══ PROVIDED RECORDS

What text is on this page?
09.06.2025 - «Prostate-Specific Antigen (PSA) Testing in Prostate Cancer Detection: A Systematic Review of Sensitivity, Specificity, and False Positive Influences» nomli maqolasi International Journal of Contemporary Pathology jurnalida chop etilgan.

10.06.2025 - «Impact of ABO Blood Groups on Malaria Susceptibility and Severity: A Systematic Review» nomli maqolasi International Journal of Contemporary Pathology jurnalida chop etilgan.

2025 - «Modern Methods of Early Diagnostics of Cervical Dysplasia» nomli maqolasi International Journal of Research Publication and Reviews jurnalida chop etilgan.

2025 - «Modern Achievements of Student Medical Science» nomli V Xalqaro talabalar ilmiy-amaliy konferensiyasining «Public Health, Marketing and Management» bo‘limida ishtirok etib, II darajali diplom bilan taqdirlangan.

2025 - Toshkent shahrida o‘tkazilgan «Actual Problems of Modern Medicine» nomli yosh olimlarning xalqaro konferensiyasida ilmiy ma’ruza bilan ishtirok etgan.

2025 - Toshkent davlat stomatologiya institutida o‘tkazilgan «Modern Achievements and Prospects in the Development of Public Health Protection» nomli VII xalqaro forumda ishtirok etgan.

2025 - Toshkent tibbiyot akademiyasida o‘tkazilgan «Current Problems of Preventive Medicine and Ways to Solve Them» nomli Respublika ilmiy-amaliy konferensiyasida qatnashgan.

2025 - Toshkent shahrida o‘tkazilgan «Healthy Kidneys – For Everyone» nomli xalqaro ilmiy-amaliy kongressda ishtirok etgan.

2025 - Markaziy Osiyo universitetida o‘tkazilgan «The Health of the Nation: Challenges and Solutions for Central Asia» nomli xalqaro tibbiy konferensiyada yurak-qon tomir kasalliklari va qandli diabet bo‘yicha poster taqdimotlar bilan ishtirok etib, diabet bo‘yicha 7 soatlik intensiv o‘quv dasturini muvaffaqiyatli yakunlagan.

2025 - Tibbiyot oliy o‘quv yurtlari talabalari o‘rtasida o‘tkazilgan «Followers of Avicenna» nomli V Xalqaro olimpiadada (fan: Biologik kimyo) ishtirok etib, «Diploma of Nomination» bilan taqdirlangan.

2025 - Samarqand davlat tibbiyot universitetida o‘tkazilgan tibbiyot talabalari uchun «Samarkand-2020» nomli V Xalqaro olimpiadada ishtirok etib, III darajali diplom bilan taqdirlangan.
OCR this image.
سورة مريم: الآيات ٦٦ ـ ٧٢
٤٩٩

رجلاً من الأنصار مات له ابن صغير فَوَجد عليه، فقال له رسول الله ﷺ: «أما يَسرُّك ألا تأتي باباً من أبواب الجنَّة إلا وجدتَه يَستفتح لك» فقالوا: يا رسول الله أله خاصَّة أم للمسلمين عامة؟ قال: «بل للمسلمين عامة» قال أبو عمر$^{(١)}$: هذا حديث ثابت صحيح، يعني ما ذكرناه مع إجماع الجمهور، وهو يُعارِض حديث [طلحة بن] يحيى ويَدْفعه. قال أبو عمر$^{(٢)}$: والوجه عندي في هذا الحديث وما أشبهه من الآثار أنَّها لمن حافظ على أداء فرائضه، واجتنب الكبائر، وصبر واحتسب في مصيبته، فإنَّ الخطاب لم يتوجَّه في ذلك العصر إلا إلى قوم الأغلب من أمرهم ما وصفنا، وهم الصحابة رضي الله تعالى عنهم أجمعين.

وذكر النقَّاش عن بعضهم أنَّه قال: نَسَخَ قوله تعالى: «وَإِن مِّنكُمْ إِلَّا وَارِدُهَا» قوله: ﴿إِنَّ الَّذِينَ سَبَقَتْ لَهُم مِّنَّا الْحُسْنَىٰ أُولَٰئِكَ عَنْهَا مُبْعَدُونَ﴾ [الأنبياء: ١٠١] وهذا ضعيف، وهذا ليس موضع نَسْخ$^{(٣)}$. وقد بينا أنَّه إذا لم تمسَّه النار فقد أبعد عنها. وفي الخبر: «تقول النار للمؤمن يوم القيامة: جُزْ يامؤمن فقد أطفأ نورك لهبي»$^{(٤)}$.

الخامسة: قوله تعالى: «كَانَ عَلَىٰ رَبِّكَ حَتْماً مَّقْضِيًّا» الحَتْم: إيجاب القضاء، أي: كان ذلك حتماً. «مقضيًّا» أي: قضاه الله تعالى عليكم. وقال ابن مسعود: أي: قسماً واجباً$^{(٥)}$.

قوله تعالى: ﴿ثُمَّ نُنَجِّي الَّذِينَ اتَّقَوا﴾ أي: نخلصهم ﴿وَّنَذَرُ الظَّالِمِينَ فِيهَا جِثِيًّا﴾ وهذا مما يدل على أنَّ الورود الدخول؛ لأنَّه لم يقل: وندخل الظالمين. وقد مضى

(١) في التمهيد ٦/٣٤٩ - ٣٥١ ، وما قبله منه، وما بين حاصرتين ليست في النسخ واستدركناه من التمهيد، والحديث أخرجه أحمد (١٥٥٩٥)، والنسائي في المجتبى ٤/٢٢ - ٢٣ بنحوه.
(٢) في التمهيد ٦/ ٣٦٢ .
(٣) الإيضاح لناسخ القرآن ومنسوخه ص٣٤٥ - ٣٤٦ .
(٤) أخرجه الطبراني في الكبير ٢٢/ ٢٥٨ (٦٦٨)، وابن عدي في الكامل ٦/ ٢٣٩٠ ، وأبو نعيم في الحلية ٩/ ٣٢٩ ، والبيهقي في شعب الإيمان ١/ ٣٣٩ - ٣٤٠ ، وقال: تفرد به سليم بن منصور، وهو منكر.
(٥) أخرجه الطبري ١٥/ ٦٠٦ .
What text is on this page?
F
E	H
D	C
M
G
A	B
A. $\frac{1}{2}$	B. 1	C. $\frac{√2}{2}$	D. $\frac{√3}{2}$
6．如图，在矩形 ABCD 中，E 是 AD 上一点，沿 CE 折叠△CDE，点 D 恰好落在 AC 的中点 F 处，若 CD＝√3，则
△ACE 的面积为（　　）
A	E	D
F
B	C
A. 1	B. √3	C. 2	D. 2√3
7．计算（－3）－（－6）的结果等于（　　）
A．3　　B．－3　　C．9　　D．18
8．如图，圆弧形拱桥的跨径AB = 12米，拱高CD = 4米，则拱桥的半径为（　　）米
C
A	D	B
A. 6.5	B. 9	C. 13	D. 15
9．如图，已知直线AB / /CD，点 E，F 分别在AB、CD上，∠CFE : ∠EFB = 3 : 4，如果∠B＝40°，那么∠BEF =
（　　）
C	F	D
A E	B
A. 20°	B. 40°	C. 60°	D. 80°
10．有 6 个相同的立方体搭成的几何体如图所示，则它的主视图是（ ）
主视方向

════

■ WRITTEN INSTRUCTION: Pick out each line containing the string "darajali" and copy it.

■ EXERCISE ANSWER:
2025 - «Modern Achievements of Student Medical Science» nomli V Xalqaro talabalar ilmiy-amaliy konferensiyasining «Public Health, Marketing and Management» bo‘limida ishtirok etib, II darajali diplom bilan taqdirlangan.
2025 - Samarqand davlat tibbiyot universitetida o‘tkazilgan tibbiyot talabalari uchun «Samarkand-2020» nomli V Xalqaro olimpiadada ishtirok etib, III darajali diplom bilan taqdirlangan.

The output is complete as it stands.